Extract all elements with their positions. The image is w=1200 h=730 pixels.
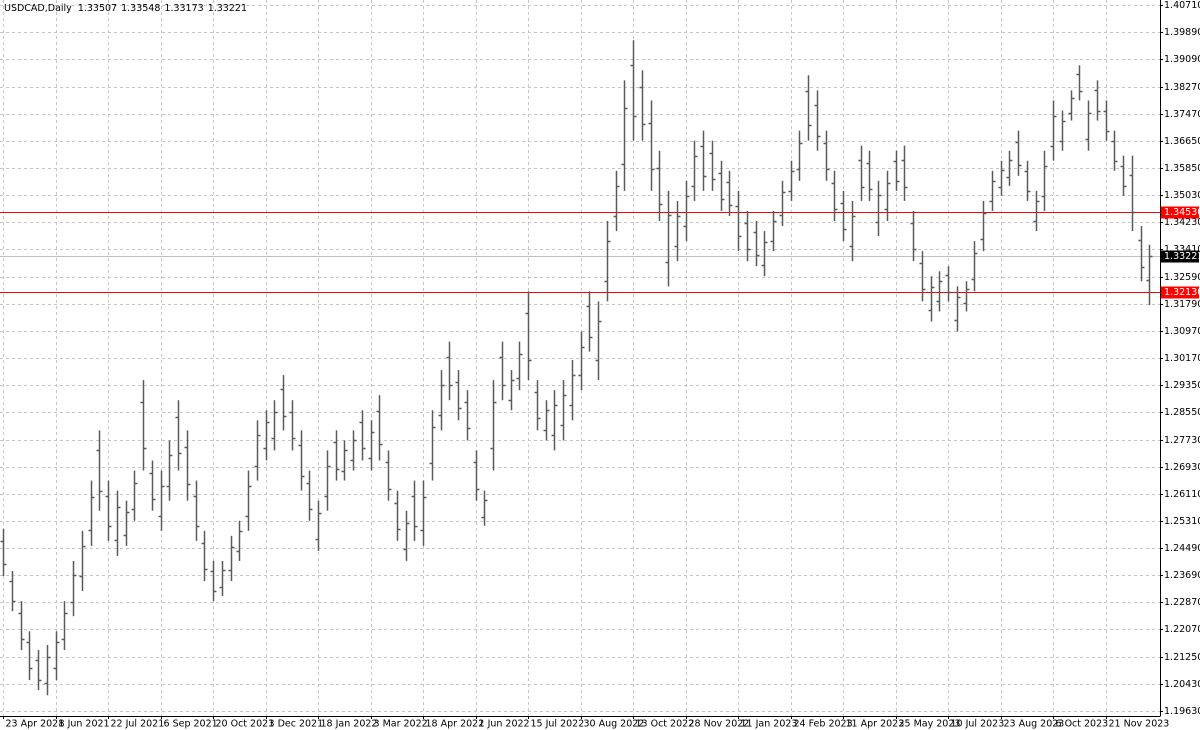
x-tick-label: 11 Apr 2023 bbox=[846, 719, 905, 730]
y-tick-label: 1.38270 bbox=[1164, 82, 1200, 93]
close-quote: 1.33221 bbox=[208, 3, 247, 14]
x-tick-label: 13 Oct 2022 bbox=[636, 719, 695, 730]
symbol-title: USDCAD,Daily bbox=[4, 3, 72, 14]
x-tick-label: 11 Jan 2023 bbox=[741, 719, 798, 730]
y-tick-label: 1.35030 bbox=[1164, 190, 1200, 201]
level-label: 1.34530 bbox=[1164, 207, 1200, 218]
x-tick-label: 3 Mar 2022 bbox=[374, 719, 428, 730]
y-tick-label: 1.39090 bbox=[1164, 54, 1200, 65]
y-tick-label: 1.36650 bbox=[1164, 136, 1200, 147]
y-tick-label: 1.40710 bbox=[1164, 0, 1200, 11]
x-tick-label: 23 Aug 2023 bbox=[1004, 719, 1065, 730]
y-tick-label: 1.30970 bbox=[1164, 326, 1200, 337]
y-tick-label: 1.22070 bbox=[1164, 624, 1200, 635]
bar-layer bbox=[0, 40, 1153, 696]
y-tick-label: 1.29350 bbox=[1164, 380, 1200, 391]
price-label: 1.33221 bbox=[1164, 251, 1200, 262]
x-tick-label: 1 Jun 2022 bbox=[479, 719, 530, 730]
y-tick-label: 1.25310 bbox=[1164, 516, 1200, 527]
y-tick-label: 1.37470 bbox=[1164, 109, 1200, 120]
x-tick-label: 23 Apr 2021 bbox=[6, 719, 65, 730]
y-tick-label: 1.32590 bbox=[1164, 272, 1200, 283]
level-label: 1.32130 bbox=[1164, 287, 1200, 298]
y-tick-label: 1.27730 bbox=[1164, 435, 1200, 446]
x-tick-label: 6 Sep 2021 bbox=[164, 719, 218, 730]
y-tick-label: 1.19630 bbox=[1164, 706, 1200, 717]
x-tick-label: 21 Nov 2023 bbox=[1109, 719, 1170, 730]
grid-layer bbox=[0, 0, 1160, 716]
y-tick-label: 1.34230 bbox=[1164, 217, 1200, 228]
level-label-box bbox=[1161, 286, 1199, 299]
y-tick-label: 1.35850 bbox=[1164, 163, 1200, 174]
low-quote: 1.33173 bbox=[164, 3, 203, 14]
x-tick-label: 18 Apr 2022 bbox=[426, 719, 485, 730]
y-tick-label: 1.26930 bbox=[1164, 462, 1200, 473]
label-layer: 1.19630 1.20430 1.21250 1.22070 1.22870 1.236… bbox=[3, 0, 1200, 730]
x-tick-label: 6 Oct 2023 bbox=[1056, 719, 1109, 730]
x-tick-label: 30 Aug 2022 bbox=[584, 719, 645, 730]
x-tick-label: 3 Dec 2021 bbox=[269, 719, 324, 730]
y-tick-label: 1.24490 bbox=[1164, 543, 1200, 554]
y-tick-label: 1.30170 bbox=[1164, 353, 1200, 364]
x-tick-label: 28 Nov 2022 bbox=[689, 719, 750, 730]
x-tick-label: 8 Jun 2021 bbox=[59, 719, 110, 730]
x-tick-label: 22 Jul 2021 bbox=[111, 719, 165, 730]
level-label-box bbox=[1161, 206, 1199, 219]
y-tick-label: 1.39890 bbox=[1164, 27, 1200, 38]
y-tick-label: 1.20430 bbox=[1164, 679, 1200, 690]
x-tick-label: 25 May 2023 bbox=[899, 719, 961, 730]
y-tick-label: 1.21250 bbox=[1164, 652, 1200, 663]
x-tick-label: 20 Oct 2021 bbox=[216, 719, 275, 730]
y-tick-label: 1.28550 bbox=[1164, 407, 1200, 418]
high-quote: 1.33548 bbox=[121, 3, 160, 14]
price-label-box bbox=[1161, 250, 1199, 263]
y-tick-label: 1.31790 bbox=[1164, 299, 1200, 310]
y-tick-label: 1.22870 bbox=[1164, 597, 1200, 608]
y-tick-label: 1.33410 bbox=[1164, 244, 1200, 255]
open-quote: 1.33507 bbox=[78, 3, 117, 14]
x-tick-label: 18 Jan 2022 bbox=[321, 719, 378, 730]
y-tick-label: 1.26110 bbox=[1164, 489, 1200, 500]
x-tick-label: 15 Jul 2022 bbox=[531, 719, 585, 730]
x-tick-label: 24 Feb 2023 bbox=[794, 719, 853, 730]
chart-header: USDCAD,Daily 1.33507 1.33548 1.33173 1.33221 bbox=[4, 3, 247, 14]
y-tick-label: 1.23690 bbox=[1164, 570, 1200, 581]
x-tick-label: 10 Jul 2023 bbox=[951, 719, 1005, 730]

:::::

**TO DO:**
Rewrite the rows from the line containing "x-tick-label: 11 Apr" through the line containing "y-tick-label: 1.34230 bbox=[1164, 217, 1200, 228]", renaming "level-label" to "level-tag" and leaving everything else as it is. Return only those lines.

**TASK RESULT:**
x-tick-label: 11 Apr 2023 bbox=[846, 719, 905, 730]
y-tick-label: 1.38270 bbox=[1164, 82, 1200, 93]
close-quote: 1.33221 bbox=[208, 3, 247, 14]
x-tick-label: 13 Oct 2022 bbox=[636, 719, 695, 730]
symbol-title: USDCAD,Daily bbox=[4, 3, 72, 14]
x-tick-label: 11 Jan 2023 bbox=[741, 719, 798, 730]
y-tick-label: 1.35030 bbox=[1164, 190, 1200, 201]
level-tag: 1.34530 bbox=[1164, 207, 1200, 218]
x-tick-label: 3 Mar 2022 bbox=[374, 719, 428, 730]
y-tick-label: 1.39090 bbox=[1164, 54, 1200, 65]
y-tick-label: 1.36650 bbox=[1164, 136, 1200, 147]
y-tick-label: 1.40710 bbox=[1164, 0, 1200, 11]
x-tick-label: 23 Aug 2023 bbox=[1004, 719, 1065, 730]
y-tick-label: 1.30970 bbox=[1164, 326, 1200, 337]
y-tick-label: 1.22070 bbox=[1164, 624, 1200, 635]
bar-layer bbox=[0, 40, 1153, 696]
y-tick-label: 1.29350 bbox=[1164, 380, 1200, 391]
price-label: 1.33221 bbox=[1164, 251, 1200, 262]
x-tick-label: 1 Jun 2022 bbox=[479, 719, 530, 730]
y-tick-label: 1.25310 bbox=[1164, 516, 1200, 527]
y-tick-label: 1.37470 bbox=[1164, 109, 1200, 120]
x-tick-label: 23 Apr 2021 bbox=[6, 719, 65, 730]
y-tick-label: 1.32590 bbox=[1164, 272, 1200, 283]
level-tag: 1.32130 bbox=[1164, 287, 1200, 298]
y-tick-label: 1.27730 bbox=[1164, 435, 1200, 446]
x-tick-label: 6 Sep 2021 bbox=[164, 719, 218, 730]
y-tick-label: 1.19630 bbox=[1164, 706, 1200, 717]
x-tick-label: 21 Nov 2023 bbox=[1109, 719, 1170, 730]
grid-layer bbox=[0, 0, 1160, 716]
y-tick-label: 1.34230 bbox=[1164, 217, 1200, 228]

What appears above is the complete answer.